* _WORK REQUEST 1_:
Copy the passage of the Robert P. Goldberg article between "- Born: December" and "BGS Systems Inc.", inclusive.
* _WORK REQUEST 2_:
According to the Robert P. Goldberg article, from which institution did Goldberg receive his B.S. degree in mathematics?
* _WORK REQUEST 3_:
Based on the Robert P. Goldberg article, explain why Goldberg is known in computer science.

* _DOCUMENT PASSAGE_:
- Born: December 4, 1944 Brooklyn, NY
- Died: February 25, 1994 (age 49) Boston, MA
- Education: MIT Harvard University
- Known for: Popek and Goldberg virtualization requirements
- Scientific career
- Fields: Computer Scientist
- Workplaces: Harvard University MIT BGS Systems Inc.

= Robert P. Goldberg =

American computer scientist

Robert P. Goldberg (December 4, 1944 – February 25, 1994) was an American computer scientist, known for his research on operating systems and virtualization.

With Gerald J. Popek, he proposed the Popek and Goldberg virtualization requirements, a set of conditions necessary for a computer architecture to support system virtualization.
In his Ph.D. thesis "Architectural Principles for Virtual Computer Systems", he also invented the classification for hypervisors which is now widely adopted in the area of virtual computer systems and computer science in general.

==Biography==
Goldberg was born in Brooklyn, New York City, in 1944. He received the B.S. degree in mathematics from MIT in 1965 and the MA and Ph.D. degrees in Applied Mathematics from Harvard University, in 1969 and 1973, respectively.

* _DATA FOR ANALYSIS_:
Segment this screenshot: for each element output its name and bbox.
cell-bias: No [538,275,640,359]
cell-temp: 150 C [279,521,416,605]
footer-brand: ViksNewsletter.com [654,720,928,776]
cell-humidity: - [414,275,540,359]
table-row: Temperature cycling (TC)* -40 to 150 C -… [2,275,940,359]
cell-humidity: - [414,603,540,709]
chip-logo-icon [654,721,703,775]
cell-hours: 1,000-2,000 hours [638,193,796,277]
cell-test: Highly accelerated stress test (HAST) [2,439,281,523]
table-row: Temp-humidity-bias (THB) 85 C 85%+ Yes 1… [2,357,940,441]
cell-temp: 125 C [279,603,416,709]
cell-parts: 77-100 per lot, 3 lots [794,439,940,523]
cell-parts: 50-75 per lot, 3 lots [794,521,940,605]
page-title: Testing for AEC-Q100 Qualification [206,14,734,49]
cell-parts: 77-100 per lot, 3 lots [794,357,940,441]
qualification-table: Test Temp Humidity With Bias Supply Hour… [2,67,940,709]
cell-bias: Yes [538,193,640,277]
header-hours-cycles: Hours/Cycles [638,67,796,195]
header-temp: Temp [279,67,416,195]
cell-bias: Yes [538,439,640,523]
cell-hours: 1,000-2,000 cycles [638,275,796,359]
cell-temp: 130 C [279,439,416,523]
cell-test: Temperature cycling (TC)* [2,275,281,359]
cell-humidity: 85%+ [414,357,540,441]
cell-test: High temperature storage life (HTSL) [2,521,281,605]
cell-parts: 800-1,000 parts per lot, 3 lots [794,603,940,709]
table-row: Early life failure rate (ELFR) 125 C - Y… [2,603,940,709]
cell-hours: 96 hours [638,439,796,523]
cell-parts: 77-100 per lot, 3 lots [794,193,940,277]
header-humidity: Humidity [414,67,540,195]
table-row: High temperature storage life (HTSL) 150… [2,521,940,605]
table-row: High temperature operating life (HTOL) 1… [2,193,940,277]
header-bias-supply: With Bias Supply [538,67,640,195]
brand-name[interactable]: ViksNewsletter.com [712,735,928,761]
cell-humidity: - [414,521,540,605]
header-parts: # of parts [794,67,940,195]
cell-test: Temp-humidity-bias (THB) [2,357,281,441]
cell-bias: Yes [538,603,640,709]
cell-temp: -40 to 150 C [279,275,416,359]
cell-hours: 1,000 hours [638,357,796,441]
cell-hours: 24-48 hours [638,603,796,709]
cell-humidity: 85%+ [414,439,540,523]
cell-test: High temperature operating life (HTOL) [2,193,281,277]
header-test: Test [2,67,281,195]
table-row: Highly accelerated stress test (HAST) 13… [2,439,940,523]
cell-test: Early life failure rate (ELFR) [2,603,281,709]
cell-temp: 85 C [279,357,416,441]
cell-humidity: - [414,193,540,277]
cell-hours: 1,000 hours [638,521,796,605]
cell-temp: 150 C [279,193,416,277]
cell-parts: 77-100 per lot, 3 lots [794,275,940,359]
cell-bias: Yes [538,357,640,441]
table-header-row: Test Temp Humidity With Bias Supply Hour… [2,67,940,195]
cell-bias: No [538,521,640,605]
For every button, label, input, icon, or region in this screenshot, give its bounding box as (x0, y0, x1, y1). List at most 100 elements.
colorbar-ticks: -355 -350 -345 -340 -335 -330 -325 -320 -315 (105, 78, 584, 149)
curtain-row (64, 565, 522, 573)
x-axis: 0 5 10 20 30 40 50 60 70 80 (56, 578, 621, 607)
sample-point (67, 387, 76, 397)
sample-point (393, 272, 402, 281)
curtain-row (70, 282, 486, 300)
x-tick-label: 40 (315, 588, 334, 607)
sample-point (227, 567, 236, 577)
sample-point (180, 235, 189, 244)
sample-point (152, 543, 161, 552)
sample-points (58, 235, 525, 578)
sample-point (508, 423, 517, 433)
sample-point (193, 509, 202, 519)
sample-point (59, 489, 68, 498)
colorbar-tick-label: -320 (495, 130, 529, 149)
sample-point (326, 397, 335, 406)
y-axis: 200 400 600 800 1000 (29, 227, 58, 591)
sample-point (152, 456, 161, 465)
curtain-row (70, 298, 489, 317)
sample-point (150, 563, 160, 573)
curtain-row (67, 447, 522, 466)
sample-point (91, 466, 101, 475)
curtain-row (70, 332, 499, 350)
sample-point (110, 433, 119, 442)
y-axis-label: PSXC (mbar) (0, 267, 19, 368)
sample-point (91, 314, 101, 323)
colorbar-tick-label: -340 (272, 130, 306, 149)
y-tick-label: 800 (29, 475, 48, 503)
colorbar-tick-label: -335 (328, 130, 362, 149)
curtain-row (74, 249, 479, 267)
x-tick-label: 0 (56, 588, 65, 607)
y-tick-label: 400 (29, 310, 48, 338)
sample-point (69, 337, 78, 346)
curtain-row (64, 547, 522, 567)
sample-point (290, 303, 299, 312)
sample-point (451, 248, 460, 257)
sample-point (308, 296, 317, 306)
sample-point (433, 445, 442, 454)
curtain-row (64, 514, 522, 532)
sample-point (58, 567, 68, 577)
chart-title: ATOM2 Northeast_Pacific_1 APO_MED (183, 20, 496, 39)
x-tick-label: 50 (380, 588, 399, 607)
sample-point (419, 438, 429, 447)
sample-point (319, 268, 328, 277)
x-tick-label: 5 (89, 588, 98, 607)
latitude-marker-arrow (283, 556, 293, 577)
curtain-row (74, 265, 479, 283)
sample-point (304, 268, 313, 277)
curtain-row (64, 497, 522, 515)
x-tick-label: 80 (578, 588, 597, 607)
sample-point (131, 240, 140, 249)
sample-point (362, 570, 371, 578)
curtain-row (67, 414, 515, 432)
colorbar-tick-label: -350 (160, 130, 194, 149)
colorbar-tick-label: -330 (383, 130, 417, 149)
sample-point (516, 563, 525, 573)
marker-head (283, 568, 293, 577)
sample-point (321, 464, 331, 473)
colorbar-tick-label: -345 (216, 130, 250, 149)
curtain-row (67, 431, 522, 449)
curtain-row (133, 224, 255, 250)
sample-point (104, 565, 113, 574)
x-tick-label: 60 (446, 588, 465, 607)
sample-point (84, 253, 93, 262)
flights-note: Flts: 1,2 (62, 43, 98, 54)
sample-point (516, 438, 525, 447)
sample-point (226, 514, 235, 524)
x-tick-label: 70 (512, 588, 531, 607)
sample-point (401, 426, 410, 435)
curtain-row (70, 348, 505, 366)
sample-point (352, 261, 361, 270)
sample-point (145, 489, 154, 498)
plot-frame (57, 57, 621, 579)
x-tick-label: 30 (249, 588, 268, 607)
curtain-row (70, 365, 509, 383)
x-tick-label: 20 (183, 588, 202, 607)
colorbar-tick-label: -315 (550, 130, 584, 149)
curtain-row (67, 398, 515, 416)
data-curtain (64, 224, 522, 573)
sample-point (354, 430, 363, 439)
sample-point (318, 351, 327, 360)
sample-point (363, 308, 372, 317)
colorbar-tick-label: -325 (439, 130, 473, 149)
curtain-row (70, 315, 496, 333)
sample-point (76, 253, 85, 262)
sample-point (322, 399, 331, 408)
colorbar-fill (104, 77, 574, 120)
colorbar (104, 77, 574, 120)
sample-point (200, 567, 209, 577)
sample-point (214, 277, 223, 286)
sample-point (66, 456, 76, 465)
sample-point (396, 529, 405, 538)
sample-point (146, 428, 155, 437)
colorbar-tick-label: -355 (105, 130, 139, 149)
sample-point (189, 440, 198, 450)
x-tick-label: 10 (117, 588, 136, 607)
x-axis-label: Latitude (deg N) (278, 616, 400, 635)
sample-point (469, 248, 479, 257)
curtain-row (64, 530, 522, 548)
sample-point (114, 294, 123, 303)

* _WRITTEN ANSWER 1_:
- Born: December 4, 1944 Brooklyn, NY
- Died: February 25, 1994 (age 49) Boston, MA
- Education: MIT Harvard University
- Known for: Popek and Goldberg virtualization requirements
- Scientific career
- Fields: Computer Scientist
- Workplaces: Harvard University MIT BGS Systems Inc.

* _WRITTEN ANSWER 2_:
He received it from MIT in 1965.

* _WRITTEN ANSWER 3_:
Goldberg is known for his research on operating systems and virtualization. With Gerald J. Popek, he proposed the Popek and Goldberg virtualization requirements, a set of conditions a computer architecture needs in order to support system virtualization. In his Ph.D. thesis, he also invented a classification for hypervisors that is now widely adopted.